* [Request]:
Note each line that includes the word "this". Copy those lines.

* [Excerpted data]:

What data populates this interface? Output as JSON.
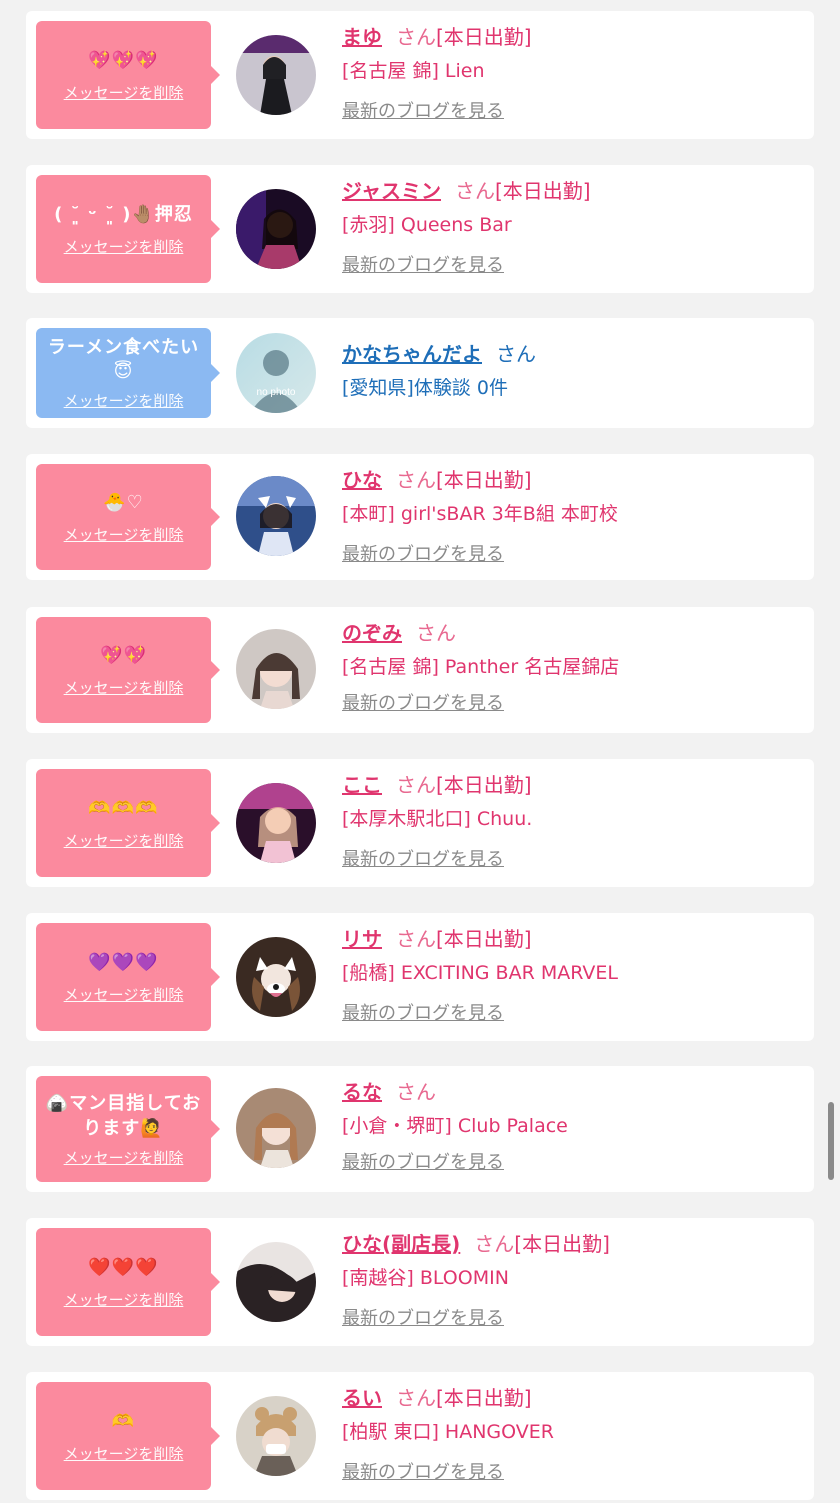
{
  "delete_label": "メッセージを削除",
  "blog_label": "最新のブログを見る",
  "san_label": "さん",
  "cards": [
    {
      "message": "💖💖💖",
      "name": "まゆ",
      "work": "[本日出勤]",
      "shop": "[名古屋 錦] Lien"
    },
    {
      "message": "( ˘͈ ᵕ ˘͈ )🤚🏽押忍",
      "name": "ジャスミン",
      "work": "[本日出勤]",
      "shop": "[赤羽] Queens Bar"
    },
    {
      "message": "ラーメン食べたい😇",
      "name": "かなちゃんだよ",
      "work": "",
      "shop": "[愛知県]体験談 0件",
      "avatar_text": "no photo"
    },
    {
      "message": "🐣♡",
      "name": "ひな",
      "work": "[本日出勤]",
      "shop": "[本町] girl'sBAR 3年B組 本町校"
    },
    {
      "message": "💖💖",
      "name": "のぞみ",
      "work": "",
      "shop": "[名古屋 錦] Panther 名古屋錦店"
    },
    {
      "message": "🫶🫶🫶",
      "name": "ここ",
      "work": "[本日出勤]",
      "shop": "[本厚木駅北口] Chuu."
    },
    {
      "message": "💜💜💜",
      "name": "リサ",
      "work": "[本日出勤]",
      "shop": "[船橋] EXCITING BAR MARVEL"
    },
    {
      "message": "🍙マン目指しております🙋",
      "name": "るな",
      "work": "",
      "shop": "[小倉・堺町] Club Palace"
    },
    {
      "message": "❤️❤️❤️",
      "name": "ひな(副店長)",
      "work": "[本日出勤]",
      "shop": "[南越谷] BLOOMIN"
    },
    {
      "message": "🫶",
      "name": "るい",
      "work": "[本日出勤]",
      "shop": "[柏駅 東口] HANGOVER"
    }
  ]
}
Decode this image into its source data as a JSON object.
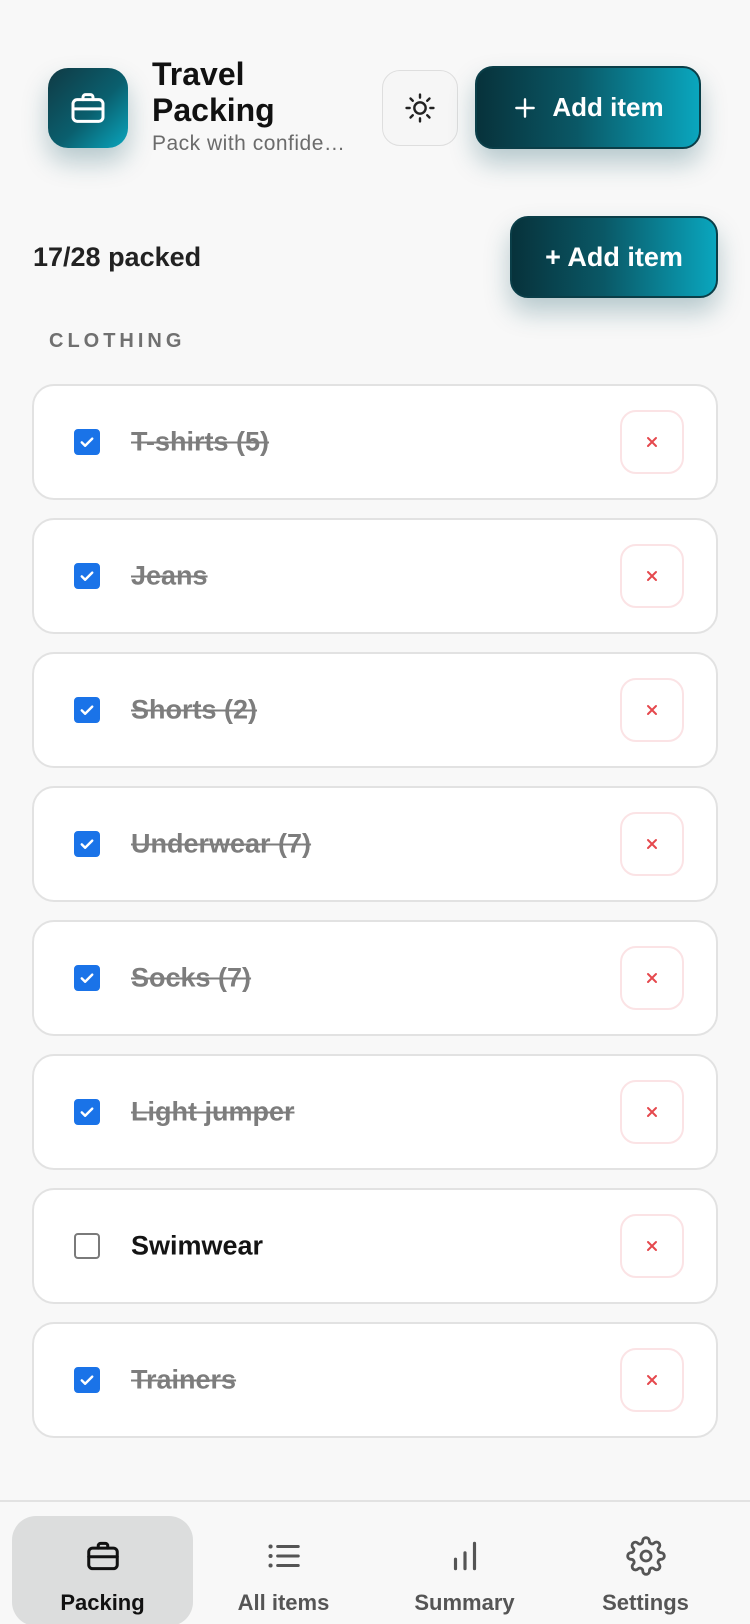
{
  "app": {
    "title": "Travel Packing",
    "subtitle": "Pack with confidence",
    "accent_color": "#0a6e7e",
    "icon": "suitcase-icon"
  },
  "header": {
    "theme_toggle_icon": "sun-icon",
    "add_item_label": "Add item",
    "add_item_icon": "plus-icon"
  },
  "summary": {
    "packed_text": "17/28 packed",
    "add_item_label": "+ Add item"
  },
  "category": {
    "label": "CLOTHING",
    "items": [
      {
        "label": "T-shirts (5)",
        "packed": true
      },
      {
        "label": "Jeans",
        "packed": true
      },
      {
        "label": "Shorts (2)",
        "packed": true
      },
      {
        "label": "Underwear (7)",
        "packed": true
      },
      {
        "label": "Socks (7)",
        "packed": true
      },
      {
        "label": "Light jumper",
        "packed": true
      },
      {
        "label": "Swimwear",
        "packed": false
      },
      {
        "label": "Trainers",
        "packed": true
      }
    ],
    "remove_icon": "close-icon",
    "check_color": "#1a73e8",
    "remove_color": "#e5484d"
  },
  "nav": {
    "items": [
      {
        "label": "Packing",
        "icon": "suitcase-icon",
        "active": true
      },
      {
        "label": "All items",
        "icon": "list-icon",
        "active": false
      },
      {
        "label": "Summary",
        "icon": "bar-chart-icon",
        "active": false
      },
      {
        "label": "Settings",
        "icon": "gear-icon",
        "active": false
      }
    ]
  }
}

* [Written reply]:
What data populates this interface? Output as JSON.
Decode this image into its source data as a JSON object.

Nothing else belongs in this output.